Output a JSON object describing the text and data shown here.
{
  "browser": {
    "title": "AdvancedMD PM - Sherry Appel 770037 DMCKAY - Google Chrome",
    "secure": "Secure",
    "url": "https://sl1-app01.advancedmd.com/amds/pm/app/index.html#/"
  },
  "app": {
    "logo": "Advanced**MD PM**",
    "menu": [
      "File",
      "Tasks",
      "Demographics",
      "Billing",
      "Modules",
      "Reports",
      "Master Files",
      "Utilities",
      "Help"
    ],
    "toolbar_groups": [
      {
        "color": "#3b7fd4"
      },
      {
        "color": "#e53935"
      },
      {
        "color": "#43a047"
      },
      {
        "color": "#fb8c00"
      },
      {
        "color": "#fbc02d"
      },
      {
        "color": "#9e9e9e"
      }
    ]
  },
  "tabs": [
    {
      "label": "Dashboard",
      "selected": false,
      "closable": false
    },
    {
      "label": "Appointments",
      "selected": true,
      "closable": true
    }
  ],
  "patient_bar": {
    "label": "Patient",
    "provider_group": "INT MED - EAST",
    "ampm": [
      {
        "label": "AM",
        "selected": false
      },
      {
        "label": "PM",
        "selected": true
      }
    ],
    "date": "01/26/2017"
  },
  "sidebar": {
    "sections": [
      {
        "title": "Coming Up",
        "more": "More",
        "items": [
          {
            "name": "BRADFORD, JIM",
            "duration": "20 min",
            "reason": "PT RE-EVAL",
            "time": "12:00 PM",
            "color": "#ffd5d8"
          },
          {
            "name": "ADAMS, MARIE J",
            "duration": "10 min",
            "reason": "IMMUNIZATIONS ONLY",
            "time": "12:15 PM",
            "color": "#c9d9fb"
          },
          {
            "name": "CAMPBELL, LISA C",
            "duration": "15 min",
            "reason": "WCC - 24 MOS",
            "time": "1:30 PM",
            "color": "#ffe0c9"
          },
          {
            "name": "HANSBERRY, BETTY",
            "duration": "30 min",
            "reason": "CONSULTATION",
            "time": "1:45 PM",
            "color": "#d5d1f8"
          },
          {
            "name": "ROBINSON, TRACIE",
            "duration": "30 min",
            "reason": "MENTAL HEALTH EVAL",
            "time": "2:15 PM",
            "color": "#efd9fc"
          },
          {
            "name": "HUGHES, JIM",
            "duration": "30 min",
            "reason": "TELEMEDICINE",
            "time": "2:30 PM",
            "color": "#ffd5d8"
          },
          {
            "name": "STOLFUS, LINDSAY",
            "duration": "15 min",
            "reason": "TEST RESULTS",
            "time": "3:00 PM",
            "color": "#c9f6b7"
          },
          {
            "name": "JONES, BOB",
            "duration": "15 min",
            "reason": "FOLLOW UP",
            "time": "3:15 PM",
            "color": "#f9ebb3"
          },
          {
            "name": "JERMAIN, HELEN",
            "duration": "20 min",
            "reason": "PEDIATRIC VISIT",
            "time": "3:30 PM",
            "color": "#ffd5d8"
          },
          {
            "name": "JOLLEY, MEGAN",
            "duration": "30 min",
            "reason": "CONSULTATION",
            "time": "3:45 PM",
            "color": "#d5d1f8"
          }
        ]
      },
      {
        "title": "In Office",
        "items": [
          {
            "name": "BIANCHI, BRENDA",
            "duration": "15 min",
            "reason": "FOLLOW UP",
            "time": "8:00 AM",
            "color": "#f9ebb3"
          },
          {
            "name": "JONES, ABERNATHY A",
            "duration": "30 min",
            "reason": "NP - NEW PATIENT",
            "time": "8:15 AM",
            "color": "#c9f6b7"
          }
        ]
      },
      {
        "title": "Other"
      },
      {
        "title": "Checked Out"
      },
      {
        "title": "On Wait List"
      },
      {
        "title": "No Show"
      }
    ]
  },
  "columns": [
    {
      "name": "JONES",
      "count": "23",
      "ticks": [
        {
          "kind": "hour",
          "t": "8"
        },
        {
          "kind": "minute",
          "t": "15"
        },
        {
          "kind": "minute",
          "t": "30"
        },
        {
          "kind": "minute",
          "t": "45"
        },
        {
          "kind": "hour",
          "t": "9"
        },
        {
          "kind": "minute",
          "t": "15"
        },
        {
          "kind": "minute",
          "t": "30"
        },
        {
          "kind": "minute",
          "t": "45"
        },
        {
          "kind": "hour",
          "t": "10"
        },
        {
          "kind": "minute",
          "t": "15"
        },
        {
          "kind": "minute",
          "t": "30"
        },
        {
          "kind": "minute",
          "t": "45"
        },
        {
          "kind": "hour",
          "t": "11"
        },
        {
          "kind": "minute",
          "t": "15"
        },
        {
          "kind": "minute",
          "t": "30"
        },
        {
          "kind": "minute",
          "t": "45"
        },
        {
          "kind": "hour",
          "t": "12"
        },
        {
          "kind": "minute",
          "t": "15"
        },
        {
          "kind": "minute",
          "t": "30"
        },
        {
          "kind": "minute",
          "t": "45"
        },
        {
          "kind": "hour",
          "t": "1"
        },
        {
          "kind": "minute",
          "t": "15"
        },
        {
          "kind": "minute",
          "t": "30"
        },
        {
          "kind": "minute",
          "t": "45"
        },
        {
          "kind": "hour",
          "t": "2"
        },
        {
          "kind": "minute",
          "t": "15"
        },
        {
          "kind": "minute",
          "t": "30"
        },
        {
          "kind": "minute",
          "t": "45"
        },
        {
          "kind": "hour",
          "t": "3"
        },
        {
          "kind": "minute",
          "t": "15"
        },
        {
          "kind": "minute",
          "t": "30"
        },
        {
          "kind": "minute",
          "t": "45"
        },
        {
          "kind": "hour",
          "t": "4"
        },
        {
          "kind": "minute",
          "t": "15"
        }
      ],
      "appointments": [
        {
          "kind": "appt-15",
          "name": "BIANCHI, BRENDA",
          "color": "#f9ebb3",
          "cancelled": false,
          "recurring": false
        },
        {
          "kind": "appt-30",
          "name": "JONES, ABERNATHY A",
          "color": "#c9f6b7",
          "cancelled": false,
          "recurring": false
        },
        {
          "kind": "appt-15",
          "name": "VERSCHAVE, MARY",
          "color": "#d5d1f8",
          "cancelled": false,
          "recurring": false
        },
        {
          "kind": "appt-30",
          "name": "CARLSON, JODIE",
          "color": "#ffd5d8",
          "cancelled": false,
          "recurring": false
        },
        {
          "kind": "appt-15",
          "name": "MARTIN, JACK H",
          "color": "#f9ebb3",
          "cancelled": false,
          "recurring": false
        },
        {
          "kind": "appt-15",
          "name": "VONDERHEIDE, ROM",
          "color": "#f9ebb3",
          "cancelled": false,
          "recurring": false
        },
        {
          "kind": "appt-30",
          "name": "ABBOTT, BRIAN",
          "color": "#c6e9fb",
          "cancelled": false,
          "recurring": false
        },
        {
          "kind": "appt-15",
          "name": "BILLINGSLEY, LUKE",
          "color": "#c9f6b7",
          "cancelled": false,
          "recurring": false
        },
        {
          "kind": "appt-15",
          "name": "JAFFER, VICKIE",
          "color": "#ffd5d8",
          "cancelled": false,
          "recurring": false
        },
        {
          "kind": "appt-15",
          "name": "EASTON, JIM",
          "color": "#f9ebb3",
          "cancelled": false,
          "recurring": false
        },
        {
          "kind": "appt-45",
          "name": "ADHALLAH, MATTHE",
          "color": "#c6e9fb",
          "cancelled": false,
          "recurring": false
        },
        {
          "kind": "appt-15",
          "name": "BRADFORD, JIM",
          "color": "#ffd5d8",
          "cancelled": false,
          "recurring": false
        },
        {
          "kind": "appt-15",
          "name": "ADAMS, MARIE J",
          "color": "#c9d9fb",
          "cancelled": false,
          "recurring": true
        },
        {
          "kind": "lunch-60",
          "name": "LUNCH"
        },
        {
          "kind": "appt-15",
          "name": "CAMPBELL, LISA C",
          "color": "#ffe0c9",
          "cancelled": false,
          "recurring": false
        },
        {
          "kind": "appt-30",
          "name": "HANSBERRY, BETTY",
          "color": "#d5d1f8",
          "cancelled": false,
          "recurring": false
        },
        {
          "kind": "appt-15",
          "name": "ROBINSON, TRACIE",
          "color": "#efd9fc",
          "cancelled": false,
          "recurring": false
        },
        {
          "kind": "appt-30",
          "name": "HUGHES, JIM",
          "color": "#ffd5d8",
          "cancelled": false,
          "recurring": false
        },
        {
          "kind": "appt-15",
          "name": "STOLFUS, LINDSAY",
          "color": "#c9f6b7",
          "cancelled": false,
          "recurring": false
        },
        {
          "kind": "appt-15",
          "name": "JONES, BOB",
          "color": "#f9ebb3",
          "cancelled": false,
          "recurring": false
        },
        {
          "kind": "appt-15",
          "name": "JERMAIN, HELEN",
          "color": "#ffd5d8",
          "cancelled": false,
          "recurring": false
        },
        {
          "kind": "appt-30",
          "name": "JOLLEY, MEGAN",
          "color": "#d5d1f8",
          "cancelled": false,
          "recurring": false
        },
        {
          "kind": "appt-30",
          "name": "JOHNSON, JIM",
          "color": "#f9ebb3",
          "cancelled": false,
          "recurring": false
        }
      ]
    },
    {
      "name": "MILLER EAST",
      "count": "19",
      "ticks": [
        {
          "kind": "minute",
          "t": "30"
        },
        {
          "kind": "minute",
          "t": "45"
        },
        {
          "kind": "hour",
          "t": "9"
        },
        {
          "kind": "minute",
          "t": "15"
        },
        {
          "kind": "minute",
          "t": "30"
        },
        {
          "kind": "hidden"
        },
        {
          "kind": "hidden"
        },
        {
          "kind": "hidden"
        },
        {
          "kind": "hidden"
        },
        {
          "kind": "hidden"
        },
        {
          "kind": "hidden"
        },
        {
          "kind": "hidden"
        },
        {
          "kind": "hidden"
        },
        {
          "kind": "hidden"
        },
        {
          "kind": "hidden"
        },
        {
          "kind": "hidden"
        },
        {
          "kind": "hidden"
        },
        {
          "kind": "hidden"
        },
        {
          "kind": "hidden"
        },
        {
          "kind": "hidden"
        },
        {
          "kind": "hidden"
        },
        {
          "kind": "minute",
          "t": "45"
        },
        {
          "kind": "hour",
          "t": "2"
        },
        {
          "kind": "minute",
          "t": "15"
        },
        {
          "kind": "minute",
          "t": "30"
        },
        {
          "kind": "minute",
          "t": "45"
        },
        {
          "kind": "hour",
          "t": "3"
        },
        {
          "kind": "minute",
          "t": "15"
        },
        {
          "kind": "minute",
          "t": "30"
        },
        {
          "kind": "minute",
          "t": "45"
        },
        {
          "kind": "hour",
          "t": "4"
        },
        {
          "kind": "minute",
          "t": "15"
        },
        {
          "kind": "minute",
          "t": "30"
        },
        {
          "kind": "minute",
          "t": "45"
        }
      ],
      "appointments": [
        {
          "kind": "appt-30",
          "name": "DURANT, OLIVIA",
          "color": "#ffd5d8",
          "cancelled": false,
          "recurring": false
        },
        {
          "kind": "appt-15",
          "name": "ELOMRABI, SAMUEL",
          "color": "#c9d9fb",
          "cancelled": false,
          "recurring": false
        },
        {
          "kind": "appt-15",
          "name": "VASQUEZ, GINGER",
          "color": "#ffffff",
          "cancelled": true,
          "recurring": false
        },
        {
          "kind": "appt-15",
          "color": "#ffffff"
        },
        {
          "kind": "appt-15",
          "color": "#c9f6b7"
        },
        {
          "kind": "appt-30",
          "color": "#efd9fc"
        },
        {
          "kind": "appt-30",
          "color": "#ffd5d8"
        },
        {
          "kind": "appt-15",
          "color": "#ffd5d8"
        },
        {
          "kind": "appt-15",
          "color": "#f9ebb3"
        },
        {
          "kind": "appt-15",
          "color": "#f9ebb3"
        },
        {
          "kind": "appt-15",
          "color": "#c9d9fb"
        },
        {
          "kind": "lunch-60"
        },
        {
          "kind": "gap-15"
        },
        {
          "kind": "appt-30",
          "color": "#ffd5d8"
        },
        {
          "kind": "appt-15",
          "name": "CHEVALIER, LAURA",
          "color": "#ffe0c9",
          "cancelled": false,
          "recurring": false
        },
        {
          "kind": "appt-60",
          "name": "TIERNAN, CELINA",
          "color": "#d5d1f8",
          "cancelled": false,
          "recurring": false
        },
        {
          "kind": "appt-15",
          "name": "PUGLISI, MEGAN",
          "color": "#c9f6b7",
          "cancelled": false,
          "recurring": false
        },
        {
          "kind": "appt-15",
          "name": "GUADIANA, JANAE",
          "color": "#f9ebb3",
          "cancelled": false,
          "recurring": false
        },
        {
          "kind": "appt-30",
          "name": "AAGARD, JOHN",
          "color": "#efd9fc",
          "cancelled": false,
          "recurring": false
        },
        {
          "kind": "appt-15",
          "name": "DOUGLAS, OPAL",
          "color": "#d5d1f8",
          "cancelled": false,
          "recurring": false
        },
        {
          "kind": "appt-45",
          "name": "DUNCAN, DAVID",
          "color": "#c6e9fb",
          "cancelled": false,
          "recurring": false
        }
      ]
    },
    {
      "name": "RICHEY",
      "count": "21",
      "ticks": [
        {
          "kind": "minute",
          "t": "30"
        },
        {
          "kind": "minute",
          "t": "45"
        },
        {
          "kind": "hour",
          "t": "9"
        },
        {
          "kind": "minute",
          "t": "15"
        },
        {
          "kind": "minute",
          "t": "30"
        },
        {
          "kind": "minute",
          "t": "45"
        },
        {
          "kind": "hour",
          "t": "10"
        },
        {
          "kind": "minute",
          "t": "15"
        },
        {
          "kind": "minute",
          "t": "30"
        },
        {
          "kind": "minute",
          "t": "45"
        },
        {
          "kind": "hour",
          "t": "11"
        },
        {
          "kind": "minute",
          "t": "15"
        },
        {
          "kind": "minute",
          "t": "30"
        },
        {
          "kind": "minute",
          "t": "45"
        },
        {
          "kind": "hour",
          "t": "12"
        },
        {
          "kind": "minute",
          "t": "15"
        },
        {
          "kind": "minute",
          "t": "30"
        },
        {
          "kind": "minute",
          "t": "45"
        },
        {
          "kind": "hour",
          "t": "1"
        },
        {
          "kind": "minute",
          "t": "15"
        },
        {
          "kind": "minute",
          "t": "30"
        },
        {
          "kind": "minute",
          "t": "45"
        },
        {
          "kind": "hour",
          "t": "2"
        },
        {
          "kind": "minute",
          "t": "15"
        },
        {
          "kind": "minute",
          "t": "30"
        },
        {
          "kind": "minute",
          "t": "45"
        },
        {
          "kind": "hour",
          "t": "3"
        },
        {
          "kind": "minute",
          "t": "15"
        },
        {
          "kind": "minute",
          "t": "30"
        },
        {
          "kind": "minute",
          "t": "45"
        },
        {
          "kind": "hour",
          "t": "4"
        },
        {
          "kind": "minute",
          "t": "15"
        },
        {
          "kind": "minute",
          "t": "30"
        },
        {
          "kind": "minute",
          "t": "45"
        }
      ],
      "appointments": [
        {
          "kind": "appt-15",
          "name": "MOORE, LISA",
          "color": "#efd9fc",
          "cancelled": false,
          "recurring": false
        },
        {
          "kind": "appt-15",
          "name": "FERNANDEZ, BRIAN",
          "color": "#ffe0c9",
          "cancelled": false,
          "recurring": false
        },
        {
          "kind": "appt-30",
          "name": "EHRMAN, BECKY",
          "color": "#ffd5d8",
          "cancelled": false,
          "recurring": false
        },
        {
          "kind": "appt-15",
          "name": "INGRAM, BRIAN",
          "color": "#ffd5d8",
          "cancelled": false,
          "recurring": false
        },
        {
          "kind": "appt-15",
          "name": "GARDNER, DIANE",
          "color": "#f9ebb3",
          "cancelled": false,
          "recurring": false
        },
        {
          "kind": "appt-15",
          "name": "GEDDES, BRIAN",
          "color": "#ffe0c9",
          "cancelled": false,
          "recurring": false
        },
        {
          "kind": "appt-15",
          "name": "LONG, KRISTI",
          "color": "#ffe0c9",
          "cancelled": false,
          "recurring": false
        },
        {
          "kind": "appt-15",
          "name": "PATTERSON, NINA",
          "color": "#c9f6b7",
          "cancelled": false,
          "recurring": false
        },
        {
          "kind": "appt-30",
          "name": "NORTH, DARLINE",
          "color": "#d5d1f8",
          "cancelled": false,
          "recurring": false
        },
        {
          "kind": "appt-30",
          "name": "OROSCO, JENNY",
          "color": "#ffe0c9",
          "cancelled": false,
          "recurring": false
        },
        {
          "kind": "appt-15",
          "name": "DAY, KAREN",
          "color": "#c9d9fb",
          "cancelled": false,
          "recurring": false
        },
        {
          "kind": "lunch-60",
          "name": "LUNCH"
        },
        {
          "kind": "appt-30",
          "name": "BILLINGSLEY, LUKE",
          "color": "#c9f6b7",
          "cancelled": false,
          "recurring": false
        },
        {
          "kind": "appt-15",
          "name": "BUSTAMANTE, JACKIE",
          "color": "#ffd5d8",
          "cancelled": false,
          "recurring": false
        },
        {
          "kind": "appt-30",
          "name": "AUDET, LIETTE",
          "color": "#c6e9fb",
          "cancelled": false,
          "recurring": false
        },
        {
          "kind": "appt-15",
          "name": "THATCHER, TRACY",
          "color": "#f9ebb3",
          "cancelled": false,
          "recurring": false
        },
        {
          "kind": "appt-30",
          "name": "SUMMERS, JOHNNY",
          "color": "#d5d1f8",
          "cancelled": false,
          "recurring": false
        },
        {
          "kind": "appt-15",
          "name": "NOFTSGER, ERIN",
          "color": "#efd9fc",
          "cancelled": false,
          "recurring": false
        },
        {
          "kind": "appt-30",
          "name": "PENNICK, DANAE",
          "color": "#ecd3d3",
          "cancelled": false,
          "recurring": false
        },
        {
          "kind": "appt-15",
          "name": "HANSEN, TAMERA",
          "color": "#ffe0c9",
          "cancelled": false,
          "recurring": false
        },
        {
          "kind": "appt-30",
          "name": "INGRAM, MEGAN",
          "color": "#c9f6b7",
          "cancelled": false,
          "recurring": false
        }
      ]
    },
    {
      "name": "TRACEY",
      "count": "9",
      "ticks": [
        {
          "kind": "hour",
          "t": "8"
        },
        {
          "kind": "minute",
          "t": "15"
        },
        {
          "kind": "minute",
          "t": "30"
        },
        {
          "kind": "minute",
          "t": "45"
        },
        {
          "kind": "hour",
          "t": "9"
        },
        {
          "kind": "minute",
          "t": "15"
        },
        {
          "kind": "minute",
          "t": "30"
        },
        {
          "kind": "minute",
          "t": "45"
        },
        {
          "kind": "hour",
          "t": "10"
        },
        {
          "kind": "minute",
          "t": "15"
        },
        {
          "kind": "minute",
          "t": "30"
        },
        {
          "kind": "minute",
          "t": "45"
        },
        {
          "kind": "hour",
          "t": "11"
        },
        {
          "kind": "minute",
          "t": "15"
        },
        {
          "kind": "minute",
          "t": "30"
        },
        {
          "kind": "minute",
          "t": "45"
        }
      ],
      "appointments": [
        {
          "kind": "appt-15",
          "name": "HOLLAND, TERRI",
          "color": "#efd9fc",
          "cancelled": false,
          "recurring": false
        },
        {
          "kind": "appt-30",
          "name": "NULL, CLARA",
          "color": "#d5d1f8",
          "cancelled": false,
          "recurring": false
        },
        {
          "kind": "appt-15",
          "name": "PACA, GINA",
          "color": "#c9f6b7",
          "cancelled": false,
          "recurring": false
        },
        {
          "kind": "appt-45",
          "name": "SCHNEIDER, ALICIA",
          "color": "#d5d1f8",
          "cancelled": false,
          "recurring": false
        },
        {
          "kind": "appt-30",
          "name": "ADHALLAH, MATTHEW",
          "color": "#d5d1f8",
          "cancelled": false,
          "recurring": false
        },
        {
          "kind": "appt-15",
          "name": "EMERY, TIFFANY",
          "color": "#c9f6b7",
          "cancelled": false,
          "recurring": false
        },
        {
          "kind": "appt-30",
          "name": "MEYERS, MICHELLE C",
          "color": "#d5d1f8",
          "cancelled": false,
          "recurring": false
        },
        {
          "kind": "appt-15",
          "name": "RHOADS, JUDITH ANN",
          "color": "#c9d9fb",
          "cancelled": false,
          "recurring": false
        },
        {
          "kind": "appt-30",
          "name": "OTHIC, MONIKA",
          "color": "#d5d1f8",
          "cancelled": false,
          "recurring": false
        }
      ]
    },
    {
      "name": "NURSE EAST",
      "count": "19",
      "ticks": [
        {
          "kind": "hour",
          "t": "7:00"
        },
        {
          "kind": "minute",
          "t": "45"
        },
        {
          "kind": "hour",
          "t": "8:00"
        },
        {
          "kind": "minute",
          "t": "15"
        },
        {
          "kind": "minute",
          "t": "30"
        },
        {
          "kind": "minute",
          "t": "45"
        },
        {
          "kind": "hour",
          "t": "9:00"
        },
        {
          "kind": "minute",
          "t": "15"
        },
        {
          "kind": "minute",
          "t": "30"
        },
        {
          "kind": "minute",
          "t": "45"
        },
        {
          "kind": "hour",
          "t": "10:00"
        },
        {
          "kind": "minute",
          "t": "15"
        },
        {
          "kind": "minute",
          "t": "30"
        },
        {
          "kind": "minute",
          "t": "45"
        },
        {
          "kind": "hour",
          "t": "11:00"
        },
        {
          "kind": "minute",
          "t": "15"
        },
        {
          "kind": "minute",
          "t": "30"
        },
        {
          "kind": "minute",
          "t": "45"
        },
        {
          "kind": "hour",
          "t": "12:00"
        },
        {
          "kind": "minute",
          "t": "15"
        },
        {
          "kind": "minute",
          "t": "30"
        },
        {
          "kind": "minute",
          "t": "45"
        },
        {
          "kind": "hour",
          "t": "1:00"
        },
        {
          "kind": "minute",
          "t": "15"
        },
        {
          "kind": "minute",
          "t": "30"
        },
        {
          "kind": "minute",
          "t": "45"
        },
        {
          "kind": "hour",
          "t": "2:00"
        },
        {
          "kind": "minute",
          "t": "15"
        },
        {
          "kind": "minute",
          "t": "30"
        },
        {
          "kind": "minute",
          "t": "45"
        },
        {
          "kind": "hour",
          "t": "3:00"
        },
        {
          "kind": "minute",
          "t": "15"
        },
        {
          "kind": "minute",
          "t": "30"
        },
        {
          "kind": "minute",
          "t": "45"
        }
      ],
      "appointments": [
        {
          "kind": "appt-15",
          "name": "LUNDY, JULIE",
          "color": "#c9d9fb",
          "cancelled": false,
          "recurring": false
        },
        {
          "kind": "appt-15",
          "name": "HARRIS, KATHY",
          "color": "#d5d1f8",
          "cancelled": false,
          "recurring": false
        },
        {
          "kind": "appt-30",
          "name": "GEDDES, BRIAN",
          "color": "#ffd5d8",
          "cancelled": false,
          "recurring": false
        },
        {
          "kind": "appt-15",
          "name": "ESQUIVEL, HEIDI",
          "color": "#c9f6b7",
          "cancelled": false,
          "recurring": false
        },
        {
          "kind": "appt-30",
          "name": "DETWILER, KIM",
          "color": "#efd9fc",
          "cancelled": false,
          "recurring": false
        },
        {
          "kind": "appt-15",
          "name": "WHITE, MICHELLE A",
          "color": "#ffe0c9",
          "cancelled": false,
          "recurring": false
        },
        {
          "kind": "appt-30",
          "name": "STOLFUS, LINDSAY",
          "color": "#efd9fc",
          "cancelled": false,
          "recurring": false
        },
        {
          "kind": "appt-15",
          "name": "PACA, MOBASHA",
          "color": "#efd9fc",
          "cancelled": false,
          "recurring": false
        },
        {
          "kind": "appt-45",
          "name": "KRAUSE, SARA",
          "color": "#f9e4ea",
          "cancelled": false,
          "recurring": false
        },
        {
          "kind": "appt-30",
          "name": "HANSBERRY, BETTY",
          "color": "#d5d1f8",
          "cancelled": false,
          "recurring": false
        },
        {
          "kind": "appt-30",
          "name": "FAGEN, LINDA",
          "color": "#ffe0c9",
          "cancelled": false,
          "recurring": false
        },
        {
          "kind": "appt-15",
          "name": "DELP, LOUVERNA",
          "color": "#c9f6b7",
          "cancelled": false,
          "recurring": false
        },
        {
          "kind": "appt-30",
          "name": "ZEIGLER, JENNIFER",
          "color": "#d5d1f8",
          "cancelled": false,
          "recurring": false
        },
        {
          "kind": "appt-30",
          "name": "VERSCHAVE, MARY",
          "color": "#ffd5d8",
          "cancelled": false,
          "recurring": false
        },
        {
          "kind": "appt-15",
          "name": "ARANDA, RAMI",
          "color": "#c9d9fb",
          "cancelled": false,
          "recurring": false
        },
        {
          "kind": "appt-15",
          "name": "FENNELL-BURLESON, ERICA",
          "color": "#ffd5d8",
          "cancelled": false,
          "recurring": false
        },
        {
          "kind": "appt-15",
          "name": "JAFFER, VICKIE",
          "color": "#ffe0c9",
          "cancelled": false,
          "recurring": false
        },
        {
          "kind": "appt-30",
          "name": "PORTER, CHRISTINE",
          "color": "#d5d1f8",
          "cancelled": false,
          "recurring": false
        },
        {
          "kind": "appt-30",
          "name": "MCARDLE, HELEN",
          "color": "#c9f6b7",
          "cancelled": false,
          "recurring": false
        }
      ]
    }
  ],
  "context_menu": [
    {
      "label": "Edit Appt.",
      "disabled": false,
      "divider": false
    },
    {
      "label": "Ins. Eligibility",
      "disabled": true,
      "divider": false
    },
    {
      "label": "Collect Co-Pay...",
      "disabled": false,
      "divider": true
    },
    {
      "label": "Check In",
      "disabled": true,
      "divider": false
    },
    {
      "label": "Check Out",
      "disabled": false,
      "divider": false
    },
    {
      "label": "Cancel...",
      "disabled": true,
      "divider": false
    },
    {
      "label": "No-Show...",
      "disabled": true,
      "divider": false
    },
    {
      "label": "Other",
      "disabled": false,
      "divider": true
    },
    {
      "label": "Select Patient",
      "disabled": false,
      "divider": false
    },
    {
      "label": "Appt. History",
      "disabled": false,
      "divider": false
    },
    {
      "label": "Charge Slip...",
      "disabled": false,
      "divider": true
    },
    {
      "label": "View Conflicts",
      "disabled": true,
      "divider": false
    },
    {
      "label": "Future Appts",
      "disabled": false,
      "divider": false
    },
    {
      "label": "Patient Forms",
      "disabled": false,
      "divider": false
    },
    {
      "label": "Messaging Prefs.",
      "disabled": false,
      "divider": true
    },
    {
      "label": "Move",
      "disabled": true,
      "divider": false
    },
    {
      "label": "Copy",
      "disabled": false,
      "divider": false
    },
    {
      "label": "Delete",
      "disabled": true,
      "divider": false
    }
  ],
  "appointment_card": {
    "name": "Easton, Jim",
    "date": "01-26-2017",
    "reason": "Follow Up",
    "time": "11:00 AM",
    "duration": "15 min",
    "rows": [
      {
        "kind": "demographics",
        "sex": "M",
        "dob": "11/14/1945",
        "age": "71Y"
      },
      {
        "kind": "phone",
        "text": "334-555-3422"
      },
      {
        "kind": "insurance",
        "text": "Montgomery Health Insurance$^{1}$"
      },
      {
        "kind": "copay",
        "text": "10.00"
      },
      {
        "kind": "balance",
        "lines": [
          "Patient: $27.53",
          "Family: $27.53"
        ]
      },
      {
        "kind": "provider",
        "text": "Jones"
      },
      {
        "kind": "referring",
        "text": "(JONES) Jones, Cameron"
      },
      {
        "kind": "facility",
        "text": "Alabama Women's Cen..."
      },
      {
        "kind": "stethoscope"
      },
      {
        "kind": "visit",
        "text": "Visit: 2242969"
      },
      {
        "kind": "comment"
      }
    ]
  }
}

──────────────────────────────

## EXERCISE BRIEF
Find and copy each line above that includes the string "TRACIE".

## RESULT BELOW
            "name": "ROBINSON, TRACIE",
          "name": "ROBINSON, TRACIE",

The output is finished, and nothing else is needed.